= WHAT YOU ARE ASKED TO DO =
Could you copy every line from the material below in which "Mais" appears?

= DATASET EXCERPTS =
■ ■ ■ ■
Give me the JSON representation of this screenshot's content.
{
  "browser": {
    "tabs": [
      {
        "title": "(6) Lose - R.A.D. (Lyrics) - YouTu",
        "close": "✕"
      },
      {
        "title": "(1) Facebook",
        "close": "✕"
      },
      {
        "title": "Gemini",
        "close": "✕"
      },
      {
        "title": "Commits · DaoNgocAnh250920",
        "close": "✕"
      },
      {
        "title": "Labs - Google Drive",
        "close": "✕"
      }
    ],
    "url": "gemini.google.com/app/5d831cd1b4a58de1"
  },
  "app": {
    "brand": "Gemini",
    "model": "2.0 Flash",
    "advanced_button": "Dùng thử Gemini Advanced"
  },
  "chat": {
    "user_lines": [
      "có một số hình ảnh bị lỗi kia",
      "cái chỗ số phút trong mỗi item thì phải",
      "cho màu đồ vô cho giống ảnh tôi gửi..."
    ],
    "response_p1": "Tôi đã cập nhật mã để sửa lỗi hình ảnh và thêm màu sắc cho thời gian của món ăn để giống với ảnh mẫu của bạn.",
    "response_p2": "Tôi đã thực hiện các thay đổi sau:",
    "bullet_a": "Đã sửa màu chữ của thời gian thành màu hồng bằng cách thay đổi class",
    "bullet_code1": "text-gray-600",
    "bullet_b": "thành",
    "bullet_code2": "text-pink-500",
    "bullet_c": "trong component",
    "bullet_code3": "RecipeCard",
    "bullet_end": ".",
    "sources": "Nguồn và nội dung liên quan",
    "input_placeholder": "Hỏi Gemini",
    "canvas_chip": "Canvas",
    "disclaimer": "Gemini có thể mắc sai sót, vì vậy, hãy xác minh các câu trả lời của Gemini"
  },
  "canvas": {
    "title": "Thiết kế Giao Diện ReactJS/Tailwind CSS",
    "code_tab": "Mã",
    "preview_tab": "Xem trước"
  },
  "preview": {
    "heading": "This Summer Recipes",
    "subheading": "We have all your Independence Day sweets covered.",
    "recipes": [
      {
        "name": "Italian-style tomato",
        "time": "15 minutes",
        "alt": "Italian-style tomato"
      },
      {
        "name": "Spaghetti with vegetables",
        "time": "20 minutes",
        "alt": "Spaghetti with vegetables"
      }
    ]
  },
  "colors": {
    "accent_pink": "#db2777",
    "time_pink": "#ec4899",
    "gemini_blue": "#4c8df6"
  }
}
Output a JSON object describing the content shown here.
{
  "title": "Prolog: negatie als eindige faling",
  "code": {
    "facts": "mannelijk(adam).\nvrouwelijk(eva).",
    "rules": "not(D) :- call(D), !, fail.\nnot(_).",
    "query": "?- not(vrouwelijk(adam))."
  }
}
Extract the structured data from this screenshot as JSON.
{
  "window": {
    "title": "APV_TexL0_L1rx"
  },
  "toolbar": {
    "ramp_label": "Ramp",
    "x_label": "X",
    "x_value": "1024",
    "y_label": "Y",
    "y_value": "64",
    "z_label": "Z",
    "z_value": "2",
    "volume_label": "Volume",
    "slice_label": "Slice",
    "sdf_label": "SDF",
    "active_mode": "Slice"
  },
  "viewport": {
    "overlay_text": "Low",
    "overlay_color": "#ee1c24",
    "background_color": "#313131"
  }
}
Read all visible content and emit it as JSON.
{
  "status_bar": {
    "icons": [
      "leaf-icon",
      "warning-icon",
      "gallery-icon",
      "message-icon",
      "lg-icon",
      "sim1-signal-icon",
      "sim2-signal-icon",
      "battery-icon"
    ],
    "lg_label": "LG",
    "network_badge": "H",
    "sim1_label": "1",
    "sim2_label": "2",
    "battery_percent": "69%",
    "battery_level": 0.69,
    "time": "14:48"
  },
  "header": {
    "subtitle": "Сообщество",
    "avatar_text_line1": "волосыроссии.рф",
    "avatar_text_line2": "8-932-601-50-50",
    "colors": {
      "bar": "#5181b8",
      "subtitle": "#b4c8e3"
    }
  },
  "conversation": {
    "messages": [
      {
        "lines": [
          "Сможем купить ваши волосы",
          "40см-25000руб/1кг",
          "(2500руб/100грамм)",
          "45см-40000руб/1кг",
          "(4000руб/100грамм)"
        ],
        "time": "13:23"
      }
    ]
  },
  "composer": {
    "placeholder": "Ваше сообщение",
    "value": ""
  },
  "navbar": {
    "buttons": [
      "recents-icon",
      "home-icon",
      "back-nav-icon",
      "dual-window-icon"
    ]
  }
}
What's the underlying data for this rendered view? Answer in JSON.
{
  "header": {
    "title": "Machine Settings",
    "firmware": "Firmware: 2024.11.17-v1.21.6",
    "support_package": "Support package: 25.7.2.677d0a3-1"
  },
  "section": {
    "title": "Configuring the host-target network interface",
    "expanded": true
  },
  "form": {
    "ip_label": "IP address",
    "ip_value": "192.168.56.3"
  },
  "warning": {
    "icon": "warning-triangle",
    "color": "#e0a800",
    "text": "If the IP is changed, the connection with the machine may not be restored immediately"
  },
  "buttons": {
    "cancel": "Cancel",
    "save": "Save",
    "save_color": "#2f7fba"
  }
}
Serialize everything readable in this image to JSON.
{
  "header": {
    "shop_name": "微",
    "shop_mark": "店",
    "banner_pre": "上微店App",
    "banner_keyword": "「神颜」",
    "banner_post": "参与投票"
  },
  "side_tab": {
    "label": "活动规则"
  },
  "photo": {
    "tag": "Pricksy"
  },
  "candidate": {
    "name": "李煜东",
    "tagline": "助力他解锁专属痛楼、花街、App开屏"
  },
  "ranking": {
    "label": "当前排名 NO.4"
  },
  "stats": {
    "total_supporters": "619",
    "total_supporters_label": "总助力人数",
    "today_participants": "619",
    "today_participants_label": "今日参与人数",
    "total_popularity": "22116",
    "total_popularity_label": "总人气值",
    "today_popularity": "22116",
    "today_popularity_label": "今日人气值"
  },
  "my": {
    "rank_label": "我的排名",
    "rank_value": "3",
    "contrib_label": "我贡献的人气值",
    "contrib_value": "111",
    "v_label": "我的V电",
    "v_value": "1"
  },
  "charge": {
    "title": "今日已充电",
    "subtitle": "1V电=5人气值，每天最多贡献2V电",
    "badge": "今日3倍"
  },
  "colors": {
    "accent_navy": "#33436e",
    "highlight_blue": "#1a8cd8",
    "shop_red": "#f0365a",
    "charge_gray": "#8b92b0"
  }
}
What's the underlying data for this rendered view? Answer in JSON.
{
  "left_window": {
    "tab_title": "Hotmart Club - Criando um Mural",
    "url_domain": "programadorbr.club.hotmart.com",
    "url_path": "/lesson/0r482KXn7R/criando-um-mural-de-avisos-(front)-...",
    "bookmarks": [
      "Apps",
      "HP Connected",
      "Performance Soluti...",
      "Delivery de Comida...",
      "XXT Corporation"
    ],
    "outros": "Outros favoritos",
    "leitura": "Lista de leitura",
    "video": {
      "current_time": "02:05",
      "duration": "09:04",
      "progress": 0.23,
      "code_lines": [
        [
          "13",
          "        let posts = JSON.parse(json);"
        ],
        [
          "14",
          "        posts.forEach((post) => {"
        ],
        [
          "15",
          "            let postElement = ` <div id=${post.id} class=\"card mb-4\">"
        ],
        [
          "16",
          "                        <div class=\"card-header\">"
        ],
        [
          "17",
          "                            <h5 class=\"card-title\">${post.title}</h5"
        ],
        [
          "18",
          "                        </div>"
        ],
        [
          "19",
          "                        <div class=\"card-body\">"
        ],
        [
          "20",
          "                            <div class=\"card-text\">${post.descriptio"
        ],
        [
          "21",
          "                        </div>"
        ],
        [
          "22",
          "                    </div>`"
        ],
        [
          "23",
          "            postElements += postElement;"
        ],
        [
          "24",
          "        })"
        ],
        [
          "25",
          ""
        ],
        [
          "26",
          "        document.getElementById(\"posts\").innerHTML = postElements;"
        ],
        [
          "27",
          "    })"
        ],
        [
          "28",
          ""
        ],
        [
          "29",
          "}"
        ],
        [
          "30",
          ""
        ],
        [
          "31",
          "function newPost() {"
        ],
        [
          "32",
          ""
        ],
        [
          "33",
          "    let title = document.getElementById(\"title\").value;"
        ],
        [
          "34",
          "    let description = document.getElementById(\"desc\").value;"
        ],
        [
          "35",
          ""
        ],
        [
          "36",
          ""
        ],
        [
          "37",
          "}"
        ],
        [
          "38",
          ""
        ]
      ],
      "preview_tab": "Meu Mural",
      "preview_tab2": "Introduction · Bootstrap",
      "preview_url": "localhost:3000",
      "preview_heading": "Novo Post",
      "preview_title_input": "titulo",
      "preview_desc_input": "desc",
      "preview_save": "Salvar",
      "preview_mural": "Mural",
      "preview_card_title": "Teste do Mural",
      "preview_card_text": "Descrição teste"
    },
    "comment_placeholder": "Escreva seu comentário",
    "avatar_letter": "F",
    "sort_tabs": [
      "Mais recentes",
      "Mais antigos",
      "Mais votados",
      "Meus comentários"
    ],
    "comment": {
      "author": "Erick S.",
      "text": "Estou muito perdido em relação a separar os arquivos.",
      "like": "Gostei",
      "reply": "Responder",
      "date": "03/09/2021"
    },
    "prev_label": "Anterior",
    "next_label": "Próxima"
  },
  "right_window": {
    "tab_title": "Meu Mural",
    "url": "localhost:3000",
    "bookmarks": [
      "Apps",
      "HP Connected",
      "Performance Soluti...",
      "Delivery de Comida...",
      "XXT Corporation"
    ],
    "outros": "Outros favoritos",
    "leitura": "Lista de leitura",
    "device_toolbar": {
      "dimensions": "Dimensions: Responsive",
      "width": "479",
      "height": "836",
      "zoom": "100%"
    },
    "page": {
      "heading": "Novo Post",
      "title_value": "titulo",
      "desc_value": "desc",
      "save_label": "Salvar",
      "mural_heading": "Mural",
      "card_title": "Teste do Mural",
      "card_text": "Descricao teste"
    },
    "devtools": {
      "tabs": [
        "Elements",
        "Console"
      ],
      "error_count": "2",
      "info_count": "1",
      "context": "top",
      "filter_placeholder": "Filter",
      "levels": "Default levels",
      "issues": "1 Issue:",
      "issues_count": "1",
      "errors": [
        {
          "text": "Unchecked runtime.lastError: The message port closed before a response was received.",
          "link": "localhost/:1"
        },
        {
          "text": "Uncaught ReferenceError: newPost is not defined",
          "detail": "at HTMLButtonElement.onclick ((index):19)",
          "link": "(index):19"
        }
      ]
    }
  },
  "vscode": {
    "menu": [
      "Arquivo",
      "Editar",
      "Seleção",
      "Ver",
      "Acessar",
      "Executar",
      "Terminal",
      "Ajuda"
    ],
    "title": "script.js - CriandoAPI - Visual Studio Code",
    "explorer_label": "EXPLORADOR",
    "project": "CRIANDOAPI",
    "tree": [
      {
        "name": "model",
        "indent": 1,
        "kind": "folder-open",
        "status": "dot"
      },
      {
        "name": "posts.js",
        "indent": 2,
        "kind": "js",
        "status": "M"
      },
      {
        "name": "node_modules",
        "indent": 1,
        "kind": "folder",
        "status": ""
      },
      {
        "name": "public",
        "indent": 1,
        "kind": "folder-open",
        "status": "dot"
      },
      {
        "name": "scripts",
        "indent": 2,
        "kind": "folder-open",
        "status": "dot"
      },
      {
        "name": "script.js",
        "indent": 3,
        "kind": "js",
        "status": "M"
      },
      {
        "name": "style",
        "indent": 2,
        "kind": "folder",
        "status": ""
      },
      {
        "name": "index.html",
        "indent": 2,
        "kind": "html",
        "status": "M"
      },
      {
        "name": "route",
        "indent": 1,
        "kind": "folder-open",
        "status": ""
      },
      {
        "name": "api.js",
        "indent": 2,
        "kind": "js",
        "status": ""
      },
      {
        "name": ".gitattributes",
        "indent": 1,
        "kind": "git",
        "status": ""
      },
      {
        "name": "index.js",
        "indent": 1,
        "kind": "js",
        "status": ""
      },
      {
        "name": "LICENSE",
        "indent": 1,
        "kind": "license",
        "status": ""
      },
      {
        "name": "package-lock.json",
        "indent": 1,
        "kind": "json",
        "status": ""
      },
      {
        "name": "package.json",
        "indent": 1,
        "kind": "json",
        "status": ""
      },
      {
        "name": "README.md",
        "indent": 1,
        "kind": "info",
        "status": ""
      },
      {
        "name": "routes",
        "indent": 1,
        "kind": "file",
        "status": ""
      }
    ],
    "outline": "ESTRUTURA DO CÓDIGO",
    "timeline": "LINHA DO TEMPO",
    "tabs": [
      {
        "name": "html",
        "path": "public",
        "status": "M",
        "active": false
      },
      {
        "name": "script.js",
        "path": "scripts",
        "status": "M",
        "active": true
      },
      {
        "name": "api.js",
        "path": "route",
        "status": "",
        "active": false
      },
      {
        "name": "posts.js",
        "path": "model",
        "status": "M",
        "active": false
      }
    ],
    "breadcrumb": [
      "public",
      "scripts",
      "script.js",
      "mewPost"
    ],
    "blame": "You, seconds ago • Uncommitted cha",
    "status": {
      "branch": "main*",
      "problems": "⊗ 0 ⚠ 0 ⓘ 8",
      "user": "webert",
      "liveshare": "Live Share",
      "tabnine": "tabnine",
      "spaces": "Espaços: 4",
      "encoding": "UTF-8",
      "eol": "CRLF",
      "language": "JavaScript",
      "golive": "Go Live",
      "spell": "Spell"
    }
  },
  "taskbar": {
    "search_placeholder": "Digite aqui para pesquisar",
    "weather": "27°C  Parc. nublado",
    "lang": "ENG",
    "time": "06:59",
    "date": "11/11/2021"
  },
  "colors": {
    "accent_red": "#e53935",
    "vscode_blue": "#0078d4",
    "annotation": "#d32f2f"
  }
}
■ ■ ■ ■
= REPLY TO THE EXERCISE =
      "Mais recentes",
      "Mais antigos",
      "Mais votados",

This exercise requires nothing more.